Recorded data -
********************

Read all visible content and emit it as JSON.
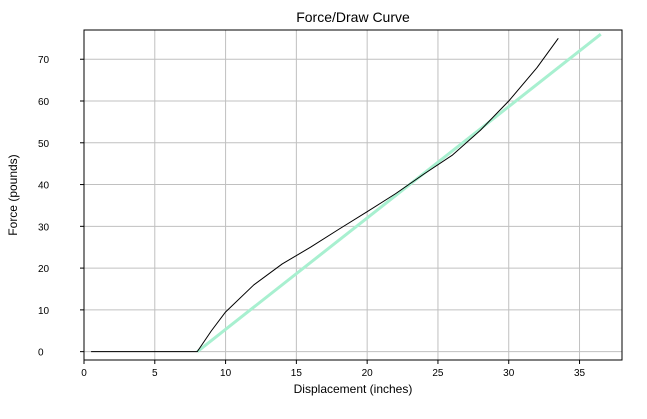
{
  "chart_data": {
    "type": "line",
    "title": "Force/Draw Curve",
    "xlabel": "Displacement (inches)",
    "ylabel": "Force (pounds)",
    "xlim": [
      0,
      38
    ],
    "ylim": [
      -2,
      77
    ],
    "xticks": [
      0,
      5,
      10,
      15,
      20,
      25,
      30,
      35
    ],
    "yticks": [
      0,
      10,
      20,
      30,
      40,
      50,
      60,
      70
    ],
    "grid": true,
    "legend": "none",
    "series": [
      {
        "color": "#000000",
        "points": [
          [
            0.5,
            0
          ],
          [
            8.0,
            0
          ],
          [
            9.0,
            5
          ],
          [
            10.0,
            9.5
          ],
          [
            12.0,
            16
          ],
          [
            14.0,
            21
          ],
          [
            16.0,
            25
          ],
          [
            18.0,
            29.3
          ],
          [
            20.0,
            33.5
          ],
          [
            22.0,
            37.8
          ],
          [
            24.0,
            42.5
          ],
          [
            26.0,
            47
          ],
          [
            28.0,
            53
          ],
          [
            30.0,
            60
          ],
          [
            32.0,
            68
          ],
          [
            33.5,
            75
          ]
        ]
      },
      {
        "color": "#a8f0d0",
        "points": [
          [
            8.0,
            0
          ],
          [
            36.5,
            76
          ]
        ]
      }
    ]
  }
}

********************

What you will do -
Extract the full listing exactly, with the pictures left out.

Answer for the task -
Read all visible content and emit it as JSON.
{
  "chart_data": {
    "type": "line",
    "title": "Force/Draw Curve",
    "xlabel": "Displacement (inches)",
    "ylabel": "Force (pounds)",
    "xlim": [
      0,
      38
    ],
    "ylim": [
      -2,
      77
    ],
    "xticks": [
      0,
      5,
      10,
      15,
      20,
      25,
      30,
      35
    ],
    "yticks": [
      0,
      10,
      20,
      30,
      40,
      50,
      60,
      70
    ],
    "grid": true,
    "legend": "none",
    "series": [
      {
        "color": "#000000",
        "points": [
          [
            0.5,
            0
          ],
          [
            8.0,
            0
          ],
          [
            9.0,
            5
          ],
          [
            10.0,
            9.5
          ],
          [
            12.0,
            16
          ],
          [
            14.0,
            21
          ],
          [
            16.0,
            25
          ],
          [
            18.0,
            29.3
          ],
          [
            20.0,
            33.5
          ],
          [
            22.0,
            37.8
          ],
          [
            24.0,
            42.5
          ],
          [
            26.0,
            47
          ],
          [
            28.0,
            53
          ],
          [
            30.0,
            60
          ],
          [
            32.0,
            68
          ],
          [
            33.5,
            75
          ]
        ]
      },
      {
        "color": "#a8f0d0",
        "points": [
          [
            8.0,
            0
          ],
          [
            36.5,
            76
          ]
        ]
      }
    ]
  }
}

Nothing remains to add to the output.